Проговорив эти слова, он вдруг ослаб и вытянулся на кресле без движения. Герцогиня сейчас же позвала людей, вызвали доктора, но было уже поздно: регент умер на руках у своей возлюбленной. Какой-то остряк сказал про него:
— Герцог скончался, напутствуемый своим всегдашним духовником.
* * *
Как известно, у регента был любимец, кардинал Дюбуа, пользовавшийся замечательно дружной ненавистью всего парижского населения. Регента всеми силами убеждали не выдвигать этого человека вперед, но он никого не хотел слушать. Между прочим, граф Носэ говорил регенту:
— Ваше высочество, вы можете сделать его, конечно, чем вам благоугодно, но честным человеком вы его не в силах сделать.

◆ ЗАДАНИЕ
Обновите отрывок о регенте: перепишите его, начиная со слов «Проговорив эти слова, он» и заканчивая словами «в силах сделать.», заменив «граф Носэ» на «маркиз Носэ».

◆ ИСХОДНЫЕ ДАННЫЕ

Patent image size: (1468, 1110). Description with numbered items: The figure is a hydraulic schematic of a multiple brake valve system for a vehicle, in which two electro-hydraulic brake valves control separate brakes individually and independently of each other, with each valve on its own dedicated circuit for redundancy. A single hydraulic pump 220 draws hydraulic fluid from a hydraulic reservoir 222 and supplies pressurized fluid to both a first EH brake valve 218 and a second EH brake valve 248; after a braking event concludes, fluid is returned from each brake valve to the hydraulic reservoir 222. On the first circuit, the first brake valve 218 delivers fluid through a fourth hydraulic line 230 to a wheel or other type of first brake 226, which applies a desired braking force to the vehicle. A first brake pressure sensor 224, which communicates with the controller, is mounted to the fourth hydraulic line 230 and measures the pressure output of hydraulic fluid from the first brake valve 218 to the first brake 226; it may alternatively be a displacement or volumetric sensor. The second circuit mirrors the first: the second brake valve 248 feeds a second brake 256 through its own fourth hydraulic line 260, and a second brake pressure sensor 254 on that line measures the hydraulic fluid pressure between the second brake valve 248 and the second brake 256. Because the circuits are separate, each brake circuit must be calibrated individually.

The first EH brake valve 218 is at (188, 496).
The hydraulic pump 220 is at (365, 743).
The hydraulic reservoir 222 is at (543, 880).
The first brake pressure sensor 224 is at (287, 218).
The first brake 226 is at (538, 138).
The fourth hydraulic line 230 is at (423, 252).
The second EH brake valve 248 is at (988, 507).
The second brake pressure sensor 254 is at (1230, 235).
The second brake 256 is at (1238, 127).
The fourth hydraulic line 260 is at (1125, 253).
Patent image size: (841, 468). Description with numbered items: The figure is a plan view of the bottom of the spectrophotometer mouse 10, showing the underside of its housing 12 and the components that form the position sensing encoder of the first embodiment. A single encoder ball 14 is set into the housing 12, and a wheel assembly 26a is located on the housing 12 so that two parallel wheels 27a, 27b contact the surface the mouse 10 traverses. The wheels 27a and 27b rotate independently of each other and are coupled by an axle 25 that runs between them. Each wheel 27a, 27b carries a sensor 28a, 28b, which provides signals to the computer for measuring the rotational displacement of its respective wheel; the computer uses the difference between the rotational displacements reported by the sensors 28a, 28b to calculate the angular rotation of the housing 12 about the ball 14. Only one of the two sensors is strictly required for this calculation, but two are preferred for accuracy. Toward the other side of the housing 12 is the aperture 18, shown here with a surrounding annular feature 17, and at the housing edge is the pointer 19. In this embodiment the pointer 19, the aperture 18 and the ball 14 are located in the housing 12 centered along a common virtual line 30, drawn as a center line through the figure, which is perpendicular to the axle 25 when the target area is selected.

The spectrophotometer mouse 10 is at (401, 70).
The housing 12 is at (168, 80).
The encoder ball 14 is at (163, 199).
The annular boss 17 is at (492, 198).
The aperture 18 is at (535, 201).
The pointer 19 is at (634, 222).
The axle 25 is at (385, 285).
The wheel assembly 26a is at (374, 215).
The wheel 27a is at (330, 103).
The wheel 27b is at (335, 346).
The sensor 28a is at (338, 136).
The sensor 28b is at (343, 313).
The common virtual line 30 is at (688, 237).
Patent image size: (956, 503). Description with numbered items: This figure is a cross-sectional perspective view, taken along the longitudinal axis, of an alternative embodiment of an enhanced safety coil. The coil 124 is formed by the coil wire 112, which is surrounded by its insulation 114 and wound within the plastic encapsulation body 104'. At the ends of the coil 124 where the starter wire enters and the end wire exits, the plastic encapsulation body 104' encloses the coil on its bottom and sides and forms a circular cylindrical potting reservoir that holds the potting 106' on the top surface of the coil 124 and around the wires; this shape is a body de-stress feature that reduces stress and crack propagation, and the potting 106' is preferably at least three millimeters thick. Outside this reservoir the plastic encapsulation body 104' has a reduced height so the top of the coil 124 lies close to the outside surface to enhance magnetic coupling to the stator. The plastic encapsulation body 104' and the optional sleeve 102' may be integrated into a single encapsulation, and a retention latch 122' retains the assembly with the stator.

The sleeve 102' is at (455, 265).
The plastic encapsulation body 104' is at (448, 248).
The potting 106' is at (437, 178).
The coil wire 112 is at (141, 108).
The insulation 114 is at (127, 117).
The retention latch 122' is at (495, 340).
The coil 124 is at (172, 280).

◆ ОТВЕТ К ЗАДАНИЮ
Проговорив эти слова, он вдруг ослаб и вытянулся на кресле без движения. Герцогиня сейчас же позвала людей, вызвали доктора, но было уже поздно: регент умер на руках у своей возлюбленной. Какой-то остряк сказал про него:
— Герцог скончался, напутствуемый своим всегдашним духовником.
* * *
Как известно, у регента был любимец, кардинал Дюбуа, пользовавшийся замечательно дружной ненавистью всего парижского населения. Регента всеми силами убеждали не выдвигать этого человека вперед, но он никого не хотел слушать. Между прочим, маркиз Носэ говорил регенту:
— Ваше высочество, вы можете сделать его, конечно, чем вам благоугодно, но честным человеком вы его не в силах сделать.